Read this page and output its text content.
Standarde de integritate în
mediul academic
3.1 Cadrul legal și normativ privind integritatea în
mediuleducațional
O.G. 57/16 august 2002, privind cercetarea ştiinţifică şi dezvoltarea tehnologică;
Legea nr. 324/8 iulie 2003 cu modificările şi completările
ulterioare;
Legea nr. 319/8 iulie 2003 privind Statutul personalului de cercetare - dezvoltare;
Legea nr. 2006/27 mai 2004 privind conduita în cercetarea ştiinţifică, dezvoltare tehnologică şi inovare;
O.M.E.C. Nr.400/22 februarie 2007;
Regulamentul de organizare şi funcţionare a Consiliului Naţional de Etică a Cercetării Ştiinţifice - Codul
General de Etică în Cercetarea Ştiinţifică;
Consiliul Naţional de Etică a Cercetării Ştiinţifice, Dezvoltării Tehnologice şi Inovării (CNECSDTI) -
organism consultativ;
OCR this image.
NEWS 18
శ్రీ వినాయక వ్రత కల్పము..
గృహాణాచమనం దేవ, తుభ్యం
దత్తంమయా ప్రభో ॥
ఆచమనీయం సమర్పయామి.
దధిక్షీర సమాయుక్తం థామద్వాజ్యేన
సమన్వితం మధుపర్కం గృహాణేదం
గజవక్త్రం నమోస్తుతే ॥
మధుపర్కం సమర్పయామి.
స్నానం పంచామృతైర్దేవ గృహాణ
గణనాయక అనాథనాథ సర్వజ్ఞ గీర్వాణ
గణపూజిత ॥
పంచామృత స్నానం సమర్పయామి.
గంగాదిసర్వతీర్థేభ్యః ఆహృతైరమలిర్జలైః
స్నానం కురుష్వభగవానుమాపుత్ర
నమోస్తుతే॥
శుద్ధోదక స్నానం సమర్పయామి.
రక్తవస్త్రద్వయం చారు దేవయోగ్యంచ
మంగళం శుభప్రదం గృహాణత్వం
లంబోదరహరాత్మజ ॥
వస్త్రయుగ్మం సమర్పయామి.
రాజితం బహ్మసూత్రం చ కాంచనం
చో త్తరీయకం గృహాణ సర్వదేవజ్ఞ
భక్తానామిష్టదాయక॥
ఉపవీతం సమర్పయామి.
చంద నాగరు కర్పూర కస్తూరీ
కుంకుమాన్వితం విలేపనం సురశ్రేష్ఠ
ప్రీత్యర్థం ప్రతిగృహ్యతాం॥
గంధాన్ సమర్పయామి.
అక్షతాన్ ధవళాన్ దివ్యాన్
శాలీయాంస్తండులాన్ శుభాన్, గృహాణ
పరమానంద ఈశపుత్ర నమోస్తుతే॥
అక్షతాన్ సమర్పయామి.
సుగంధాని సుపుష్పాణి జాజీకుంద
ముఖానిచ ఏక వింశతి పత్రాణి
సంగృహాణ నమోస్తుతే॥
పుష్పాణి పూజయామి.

▶ Written instruction: Show every line from the listing above in which the string "Ştiinţifice" appears.

▶ Result below:
Regulamentul de organizare şi funcţionare a Consiliului Naţional de Etică a Cercetării Ştiinţifice - Codul
Consiliul Naţional de Etică a Cercetării Ştiinţifice, Dezvoltării Tehnologice şi Inovării (CNECSDTI) -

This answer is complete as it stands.